▶ **Assigned task**
Scan the records below and report how many lines contain the word "sunt", giving the number by itself.

▶ **Given records**
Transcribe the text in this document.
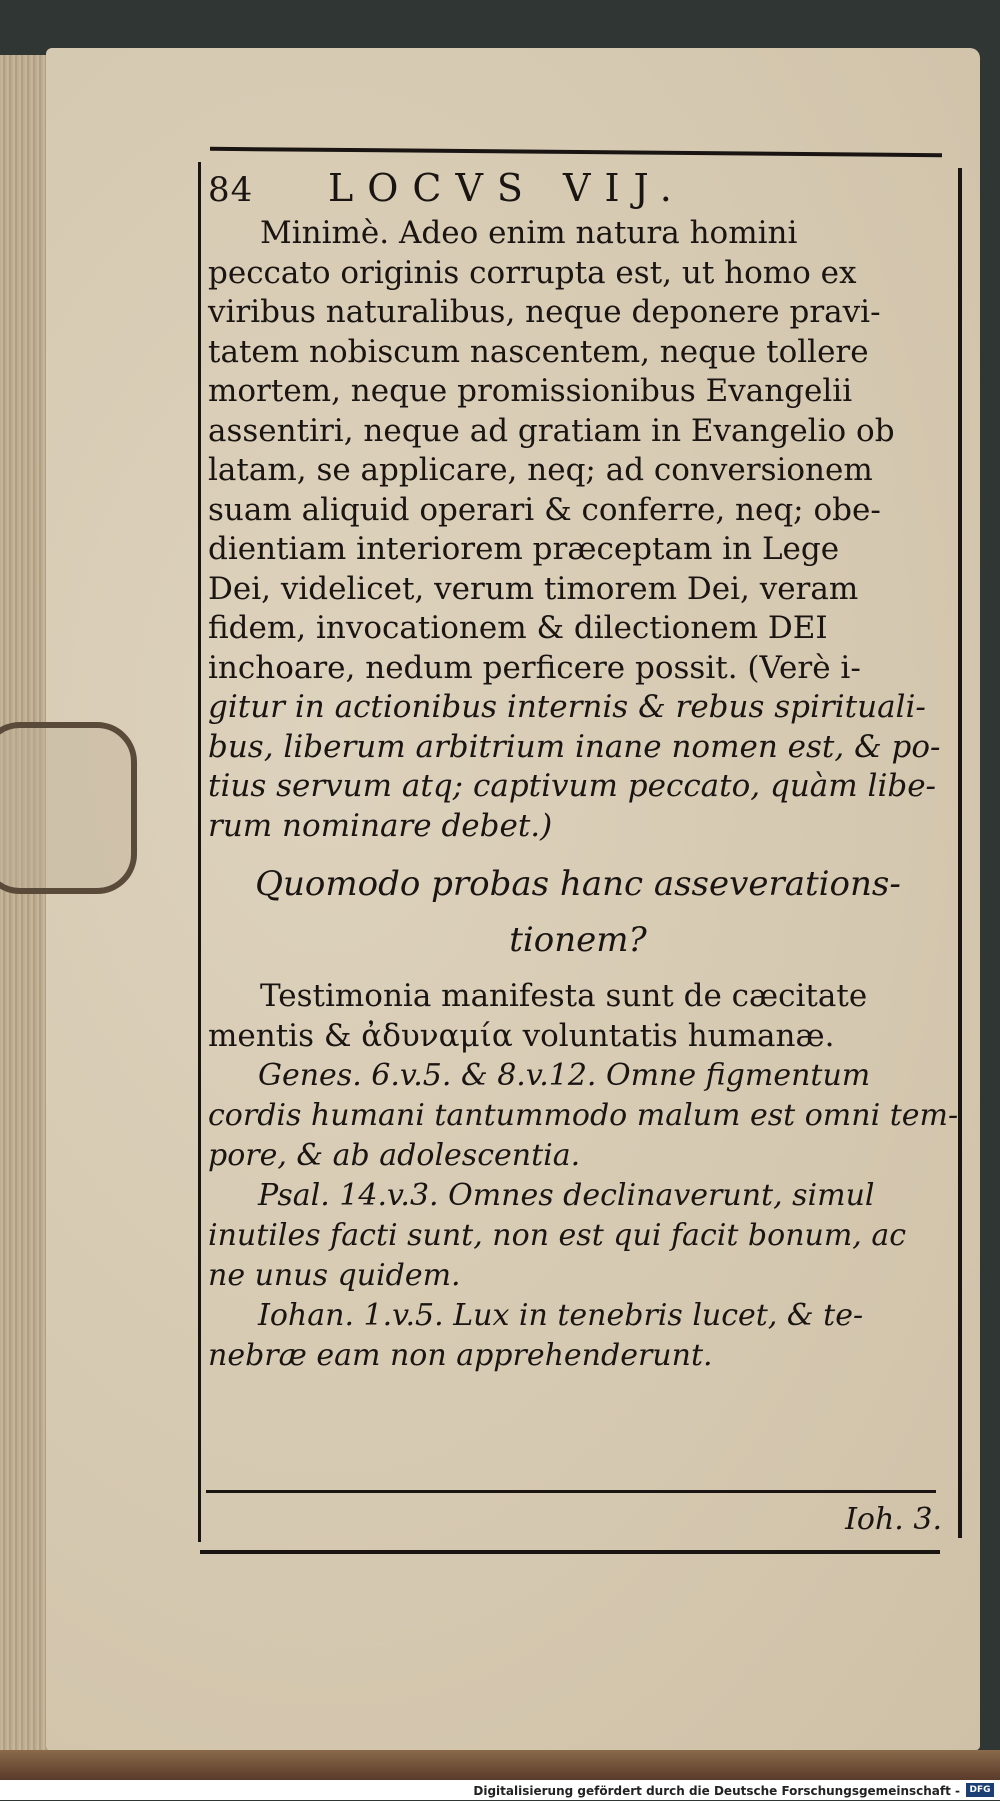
84	LOCVS VIJ.

Minimè. Adeo enim natura homini

peccato originis corrupta est, ut homo ex

viribus naturalibus, neque deponere pravi-

tatem nobiscum nascentem, neque tollere

mortem, neque promissionibus Evangelii

assentiri, neque ad gratiam in Evangelio ob

latam, se applicare, neq; ad conversionem

suam aliquid operari & conferre, neq; obe-

dientiam interiorem præceptam in Lege

Dei, videlicet, verum timorem Dei, veram

fidem, invocationem & dilectionem DEI

inchoare, nedum perficere possit. (Verè i-

gitur in actionibus internis & rebus spirituali-

bus, liberum arbitrium inane nomen est, & po-

tius servum atq; captivum peccato, quàm libe-

rum nominare debet.)

Quomodo probas hanc asseverations-

tionem?

Testimonia manifesta sunt de cæcitate

mentis & ἀδυναμία voluntatis humanæ.

Genes. 6.v.5. & 8.v.12. Omne figmentum

cordis humani tantummodo malum est omni tem-

pore, & ab adolescentia.

Psal. 14.v.3. Omnes declinaverunt, simul

inutiles facti sunt, non est qui facit bonum, ac

ne unus quidem.

Iohan. 1.v.5. Lux in tenebris lucet, & te-

nebræ eam non apprehenderunt.

Ioh. 3.
Digitalisierung gefördert durch die Deutsche Forschungsgemeinschaft -	DFG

▶ **Output for this task**
2